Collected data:
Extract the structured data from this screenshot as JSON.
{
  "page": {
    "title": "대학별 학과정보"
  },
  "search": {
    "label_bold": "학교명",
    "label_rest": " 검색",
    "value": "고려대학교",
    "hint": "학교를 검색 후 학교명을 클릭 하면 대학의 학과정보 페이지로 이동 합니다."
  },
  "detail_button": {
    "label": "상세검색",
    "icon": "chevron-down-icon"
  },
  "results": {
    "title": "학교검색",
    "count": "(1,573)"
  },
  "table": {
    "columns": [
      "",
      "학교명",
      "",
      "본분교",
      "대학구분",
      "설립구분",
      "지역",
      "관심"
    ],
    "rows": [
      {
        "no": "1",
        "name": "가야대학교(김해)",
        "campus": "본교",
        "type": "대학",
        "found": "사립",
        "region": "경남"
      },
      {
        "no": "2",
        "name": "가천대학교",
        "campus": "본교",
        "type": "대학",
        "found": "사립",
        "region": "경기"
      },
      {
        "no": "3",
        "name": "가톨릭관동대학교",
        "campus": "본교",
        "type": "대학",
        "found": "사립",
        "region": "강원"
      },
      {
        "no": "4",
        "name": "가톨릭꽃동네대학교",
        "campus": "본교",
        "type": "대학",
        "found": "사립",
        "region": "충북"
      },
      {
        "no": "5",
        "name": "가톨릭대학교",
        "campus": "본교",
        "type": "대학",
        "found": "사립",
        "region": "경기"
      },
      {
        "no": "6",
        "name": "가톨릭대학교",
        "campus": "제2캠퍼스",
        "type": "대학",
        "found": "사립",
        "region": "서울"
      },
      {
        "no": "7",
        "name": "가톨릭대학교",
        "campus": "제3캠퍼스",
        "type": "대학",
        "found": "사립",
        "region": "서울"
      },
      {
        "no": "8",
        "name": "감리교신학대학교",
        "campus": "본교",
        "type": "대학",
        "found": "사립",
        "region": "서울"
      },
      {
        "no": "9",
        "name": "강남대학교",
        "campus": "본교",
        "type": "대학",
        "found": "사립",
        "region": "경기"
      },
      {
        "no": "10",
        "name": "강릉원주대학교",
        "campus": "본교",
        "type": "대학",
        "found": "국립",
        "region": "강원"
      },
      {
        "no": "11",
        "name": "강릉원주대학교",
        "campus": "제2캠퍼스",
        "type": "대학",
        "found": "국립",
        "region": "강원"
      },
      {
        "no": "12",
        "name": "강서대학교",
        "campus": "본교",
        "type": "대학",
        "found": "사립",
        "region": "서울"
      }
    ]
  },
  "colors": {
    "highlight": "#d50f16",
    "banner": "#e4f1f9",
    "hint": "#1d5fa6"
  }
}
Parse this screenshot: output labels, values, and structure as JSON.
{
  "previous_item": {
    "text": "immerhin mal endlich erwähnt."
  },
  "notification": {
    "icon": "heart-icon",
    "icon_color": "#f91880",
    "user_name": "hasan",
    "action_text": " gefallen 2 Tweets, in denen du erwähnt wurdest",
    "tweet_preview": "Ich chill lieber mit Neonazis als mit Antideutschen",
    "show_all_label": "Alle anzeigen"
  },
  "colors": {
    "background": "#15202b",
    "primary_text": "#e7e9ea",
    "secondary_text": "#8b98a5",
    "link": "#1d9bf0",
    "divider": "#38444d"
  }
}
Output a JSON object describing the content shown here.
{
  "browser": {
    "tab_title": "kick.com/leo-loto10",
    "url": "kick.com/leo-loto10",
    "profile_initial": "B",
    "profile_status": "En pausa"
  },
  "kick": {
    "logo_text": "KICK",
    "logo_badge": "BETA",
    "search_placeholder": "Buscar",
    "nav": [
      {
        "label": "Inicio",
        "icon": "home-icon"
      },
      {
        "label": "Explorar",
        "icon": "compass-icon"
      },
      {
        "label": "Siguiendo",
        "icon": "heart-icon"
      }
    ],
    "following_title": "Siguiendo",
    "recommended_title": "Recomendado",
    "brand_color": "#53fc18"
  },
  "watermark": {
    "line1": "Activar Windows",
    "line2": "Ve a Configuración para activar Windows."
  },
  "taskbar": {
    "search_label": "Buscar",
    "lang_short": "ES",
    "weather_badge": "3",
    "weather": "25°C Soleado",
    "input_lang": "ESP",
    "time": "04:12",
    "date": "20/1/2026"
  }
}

Required work: Output every record above exactly as it appears.

Completed task:
Extract the structured data from this screenshot as JSON.
{
  "page": {
    "title": "대학별 학과정보"
  },
  "search": {
    "label_bold": "학교명",
    "label_rest": " 검색",
    "value": "고려대학교",
    "hint": "학교를 검색 후 학교명을 클릭 하면 대학의 학과정보 페이지로 이동 합니다."
  },
  "detail_button": {
    "label": "상세검색",
    "icon": "chevron-down-icon"
  },
  "results": {
    "title": "학교검색",
    "count": "(1,573)"
  },
  "table": {
    "columns": [
      "",
      "학교명",
      "",
      "본분교",
      "대학구분",
      "설립구분",
      "지역",
      "관심"
    ],
    "rows": [
      {
        "no": "1",
        "name": "가야대학교(김해)",
        "campus": "본교",
        "type": "대학",
        "found": "사립",
        "region": "경남"
      },
      {
        "no": "2",
        "name": "가천대학교",
        "campus": "본교",
        "type": "대학",
        "found": "사립",
        "region": "경기"
      },
      {
        "no": "3",
        "name": "가톨릭관동대학교",
        "campus": "본교",
        "type": "대학",
        "found": "사립",
        "region": "강원"
      },
      {
        "no": "4",
        "name": "가톨릭꽃동네대학교",
        "campus": "본교",
        "type": "대학",
        "found": "사립",
        "region": "충북"
      },
      {
        "no": "5",
        "name": "가톨릭대학교",
        "campus": "본교",
        "type": "대학",
        "found": "사립",
        "region": "경기"
      },
      {
        "no": "6",
        "name": "가톨릭대학교",
        "campus": "제2캠퍼스",
        "type": "대학",
        "found": "사립",
        "region": "서울"
      },
      {
        "no": "7",
        "name": "가톨릭대학교",
        "campus": "제3캠퍼스",
        "type": "대학",
        "found": "사립",
        "region": "서울"
      },
      {
        "no": "8",
        "name": "감리교신학대학교",
        "campus": "본교",
        "type": "대학",
        "found": "사립",
        "region": "서울"
      },
      {
        "no": "9",
        "name": "강남대학교",
        "campus": "본교",
        "type": "대학",
        "found": "사립",
        "region": "경기"
      },
      {
        "no": "10",
        "name": "강릉원주대학교",
        "campus": "본교",
        "type": "대학",
        "found": "국립",
        "region": "강원"
      },
      {
        "no": "11",
        "name": "강릉원주대학교",
        "campus": "제2캠퍼스",
        "type": "대학",
        "found": "국립",
        "region": "강원"
      },
      {
        "no": "12",
        "name": "강서대학교",
        "campus": "본교",
        "type": "대학",
        "found": "사립",
        "region": "서울"
      }
    ]
  },
  "colors": {
    "highlight": "#d50f16",
    "banner": "#e4f1f9",
    "hint": "#1d5fa6"
  }
}
Parse this screenshot: output labels, values, and structure as JSON.
{
  "previous_item": {
    "text": "immerhin mal endlich erwähnt."
  },
  "notification": {
    "icon": "heart-icon",
    "icon_color": "#f91880",
    "user_name": "hasan",
    "action_text": " gefallen 2 Tweets, in denen du erwähnt wurdest",
    "tweet_preview": "Ich chill lieber mit Neonazis als mit Antideutschen",
    "show_all_label": "Alle anzeigen"
  },
  "colors": {
    "background": "#15202b",
    "primary_text": "#e7e9ea",
    "secondary_text": "#8b98a5",
    "link": "#1d9bf0",
    "divider": "#38444d"
  }
}
Output a JSON object describing the content shown here.
{
  "browser": {
    "tab_title": "kick.com/leo-loto10",
    "url": "kick.com/leo-loto10",
    "profile_initial": "B",
    "profile_status": "En pausa"
  },
  "kick": {
    "logo_text": "KICK",
    "logo_badge": "BETA",
    "search_placeholder": "Buscar",
    "nav": [
      {
        "label": "Inicio",
        "icon": "home-icon"
      },
      {
        "label": "Explorar",
        "icon": "compass-icon"
      },
      {
        "label": "Siguiendo",
        "icon": "heart-icon"
      }
    ],
    "following_title": "Siguiendo",
    "recommended_title": "Recomendado",
    "brand_color": "#53fc18"
  },
  "watermark": {
    "line1": "Activar Windows",
    "line2": "Ve a Configuración para activar Windows."
  },
  "taskbar": {
    "search_label": "Buscar",
    "lang_short": "ES",
    "weather_badge": "3",
    "weather": "25°C Soleado",
    "input_lang": "ESP",
    "time": "04:12",
    "date": "20/1/2026"
  }
}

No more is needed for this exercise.